Copy all records verbatim.

Records from a collection of figures:

* START *

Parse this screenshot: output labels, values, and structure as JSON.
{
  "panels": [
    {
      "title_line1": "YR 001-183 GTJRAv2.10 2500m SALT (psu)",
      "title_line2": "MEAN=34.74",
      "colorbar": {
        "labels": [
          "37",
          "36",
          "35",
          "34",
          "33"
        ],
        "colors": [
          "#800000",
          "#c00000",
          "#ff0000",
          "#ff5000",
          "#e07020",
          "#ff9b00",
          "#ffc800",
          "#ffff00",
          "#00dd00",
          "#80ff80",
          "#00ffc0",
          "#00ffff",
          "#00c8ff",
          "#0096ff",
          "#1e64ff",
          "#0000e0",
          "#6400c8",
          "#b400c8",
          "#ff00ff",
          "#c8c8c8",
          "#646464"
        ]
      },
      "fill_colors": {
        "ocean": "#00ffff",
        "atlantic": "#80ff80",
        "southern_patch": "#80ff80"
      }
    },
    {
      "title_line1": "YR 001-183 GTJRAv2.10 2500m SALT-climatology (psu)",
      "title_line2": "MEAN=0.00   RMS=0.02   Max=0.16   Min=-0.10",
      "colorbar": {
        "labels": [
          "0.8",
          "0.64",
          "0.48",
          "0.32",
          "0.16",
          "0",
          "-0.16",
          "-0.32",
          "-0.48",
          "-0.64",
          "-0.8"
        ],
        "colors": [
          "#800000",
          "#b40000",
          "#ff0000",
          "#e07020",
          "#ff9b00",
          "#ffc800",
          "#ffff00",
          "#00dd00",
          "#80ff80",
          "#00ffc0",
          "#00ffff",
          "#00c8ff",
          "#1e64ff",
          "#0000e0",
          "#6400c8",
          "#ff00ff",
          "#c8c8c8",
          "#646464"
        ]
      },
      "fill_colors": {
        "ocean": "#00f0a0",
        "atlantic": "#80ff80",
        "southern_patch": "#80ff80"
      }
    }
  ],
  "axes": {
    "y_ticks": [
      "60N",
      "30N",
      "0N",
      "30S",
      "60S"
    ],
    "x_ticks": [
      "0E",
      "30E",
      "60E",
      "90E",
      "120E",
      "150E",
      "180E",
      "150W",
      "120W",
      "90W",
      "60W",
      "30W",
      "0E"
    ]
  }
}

* END *

▸ Written answer:
Parse this screenshot: output labels, values, and structure as JSON.
{
  "panels": [
    {
      "title_line1": "YR 001-183 GTJRAv2.10 2500m SALT (psu)",
      "title_line2": "MEAN=34.74",
      "colorbar": {
        "labels": [
          "37",
          "36",
          "35",
          "34",
          "33"
        ],
        "colors": [
          "#800000",
          "#c00000",
          "#ff0000",
          "#ff5000",
          "#e07020",
          "#ff9b00",
          "#ffc800",
          "#ffff00",
          "#00dd00",
          "#80ff80",
          "#00ffc0",
          "#00ffff",
          "#00c8ff",
          "#0096ff",
          "#1e64ff",
          "#0000e0",
          "#6400c8",
          "#b400c8",
          "#ff00ff",
          "#c8c8c8",
          "#646464"
        ]
      },
      "fill_colors": {
        "ocean": "#00ffff",
        "atlantic": "#80ff80",
        "southern_patch": "#80ff80"
      }
    },
    {
      "title_line1": "YR 001-183 GTJRAv2.10 2500m SALT-climatology (psu)",
      "title_line2": "MEAN=0.00   RMS=0.02   Max=0.16   Min=-0.10",
      "colorbar": {
        "labels": [
          "0.8",
          "0.64",
          "0.48",
          "0.32",
          "0.16",
          "0",
          "-0.16",
          "-0.32",
          "-0.48",
          "-0.64",
          "-0.8"
        ],
        "colors": [
          "#800000",
          "#b40000",
          "#ff0000",
          "#e07020",
          "#ff9b00",
          "#ffc800",
          "#ffff00",
          "#00dd00",
          "#80ff80",
          "#00ffc0",
          "#00ffff",
          "#00c8ff",
          "#1e64ff",
          "#0000e0",
          "#6400c8",
          "#ff00ff",
          "#c8c8c8",
          "#646464"
        ]
      },
      "fill_colors": {
        "ocean": "#00f0a0",
        "atlantic": "#80ff80",
        "southern_patch": "#80ff80"
      }
    }
  ],
  "axes": {
    "y_ticks": [
      "60N",
      "30N",
      "0N",
      "30S",
      "60S"
    ],
    "x_ticks": [
      "0E",
      "30E",
      "60E",
      "90E",
      "120E",
      "150E",
      "180E",
      "150W",
      "120W",
      "90W",
      "60W",
      "30W",
      "0E"
    ]
  }
}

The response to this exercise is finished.